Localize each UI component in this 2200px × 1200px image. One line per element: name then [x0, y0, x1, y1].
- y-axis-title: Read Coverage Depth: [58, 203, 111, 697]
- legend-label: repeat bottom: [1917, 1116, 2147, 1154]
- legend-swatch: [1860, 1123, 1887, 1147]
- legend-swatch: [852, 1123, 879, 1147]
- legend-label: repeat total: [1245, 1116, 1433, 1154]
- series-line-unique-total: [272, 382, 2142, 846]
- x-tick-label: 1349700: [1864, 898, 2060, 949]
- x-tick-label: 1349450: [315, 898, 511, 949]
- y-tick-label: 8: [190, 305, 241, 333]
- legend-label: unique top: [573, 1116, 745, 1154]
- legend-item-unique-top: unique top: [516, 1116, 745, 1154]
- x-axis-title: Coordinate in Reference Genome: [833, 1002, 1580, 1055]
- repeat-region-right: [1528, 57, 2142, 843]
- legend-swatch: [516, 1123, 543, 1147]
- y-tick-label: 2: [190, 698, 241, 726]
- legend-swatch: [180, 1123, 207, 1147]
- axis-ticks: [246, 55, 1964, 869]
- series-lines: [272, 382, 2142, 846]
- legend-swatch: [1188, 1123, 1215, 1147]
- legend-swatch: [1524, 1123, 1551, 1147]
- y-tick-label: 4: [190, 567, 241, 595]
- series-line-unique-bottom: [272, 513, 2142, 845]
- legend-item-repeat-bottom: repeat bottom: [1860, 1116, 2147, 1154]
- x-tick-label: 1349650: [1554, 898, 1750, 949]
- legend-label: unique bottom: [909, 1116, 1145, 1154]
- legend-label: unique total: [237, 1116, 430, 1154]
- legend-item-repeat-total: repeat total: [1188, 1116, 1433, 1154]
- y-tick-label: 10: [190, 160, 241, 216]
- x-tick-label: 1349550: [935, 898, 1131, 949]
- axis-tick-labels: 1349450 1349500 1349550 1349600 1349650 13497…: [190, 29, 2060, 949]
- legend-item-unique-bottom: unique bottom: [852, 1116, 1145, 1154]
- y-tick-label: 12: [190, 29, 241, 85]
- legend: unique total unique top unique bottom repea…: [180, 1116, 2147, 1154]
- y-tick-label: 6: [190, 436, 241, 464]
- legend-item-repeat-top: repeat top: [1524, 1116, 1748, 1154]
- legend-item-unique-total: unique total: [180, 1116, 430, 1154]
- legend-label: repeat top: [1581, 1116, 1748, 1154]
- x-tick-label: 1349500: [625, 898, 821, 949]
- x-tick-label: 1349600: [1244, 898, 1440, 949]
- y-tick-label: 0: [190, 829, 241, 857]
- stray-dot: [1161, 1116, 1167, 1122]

- **TASK REQUIREMENTS**: The entire listing is to be printed once more, word for word.

- **ANSWER BOX**:
Localize each UI component in this 2200px × 1200px image. One line per element: name then [x0, y0, x1, y1].
- y-axis-title: Read Coverage Depth: [58, 203, 111, 697]
- legend-label: repeat bottom: [1917, 1116, 2147, 1154]
- legend-swatch: [1860, 1123, 1887, 1147]
- legend-swatch: [852, 1123, 879, 1147]
- legend-label: repeat total: [1245, 1116, 1433, 1154]
- series-line-unique-total: [272, 382, 2142, 846]
- x-tick-label: 1349700: [1864, 898, 2060, 949]
- x-tick-label: 1349450: [315, 898, 511, 949]
- y-tick-label: 8: [190, 305, 241, 333]
- legend-label: unique top: [573, 1116, 745, 1154]
- legend-item-unique-top: unique top: [516, 1116, 745, 1154]
- x-axis-title: Coordinate in Reference Genome: [833, 1002, 1580, 1055]
- repeat-region-right: [1528, 57, 2142, 843]
- legend-swatch: [516, 1123, 543, 1147]
- y-tick-label: 2: [190, 698, 241, 726]
- legend-swatch: [180, 1123, 207, 1147]
- axis-ticks: [246, 55, 1964, 869]
- series-lines: [272, 382, 2142, 846]
- legend-swatch: [1188, 1123, 1215, 1147]
- legend-swatch: [1524, 1123, 1551, 1147]
- y-tick-label: 4: [190, 567, 241, 595]
- series-line-unique-bottom: [272, 513, 2142, 845]
- legend-item-repeat-bottom: repeat bottom: [1860, 1116, 2147, 1154]
- x-tick-label: 1349650: [1554, 898, 1750, 949]
- legend-label: unique bottom: [909, 1116, 1145, 1154]
- legend-label: unique total: [237, 1116, 430, 1154]
- legend-item-repeat-total: repeat total: [1188, 1116, 1433, 1154]
- y-tick-label: 10: [190, 160, 241, 216]
- x-tick-label: 1349550: [935, 898, 1131, 949]
- axis-tick-labels: 1349450 1349500 1349550 1349600 1349650 13497…: [190, 29, 2060, 949]
- legend-item-unique-bottom: unique bottom: [852, 1116, 1145, 1154]
- y-tick-label: 12: [190, 29, 241, 85]
- legend: unique total unique top unique bottom repea…: [180, 1116, 2147, 1154]
- y-tick-label: 6: [190, 436, 241, 464]
- legend-item-repeat-top: repeat top: [1524, 1116, 1748, 1154]
- legend-item-unique-total: unique total: [180, 1116, 430, 1154]
- legend-label: repeat top: [1581, 1116, 1748, 1154]
- x-tick-label: 1349500: [625, 898, 821, 949]
- x-tick-label: 1349600: [1244, 898, 1440, 949]
- y-tick-label: 0: [190, 829, 241, 857]
- stray-dot: [1161, 1116, 1167, 1122]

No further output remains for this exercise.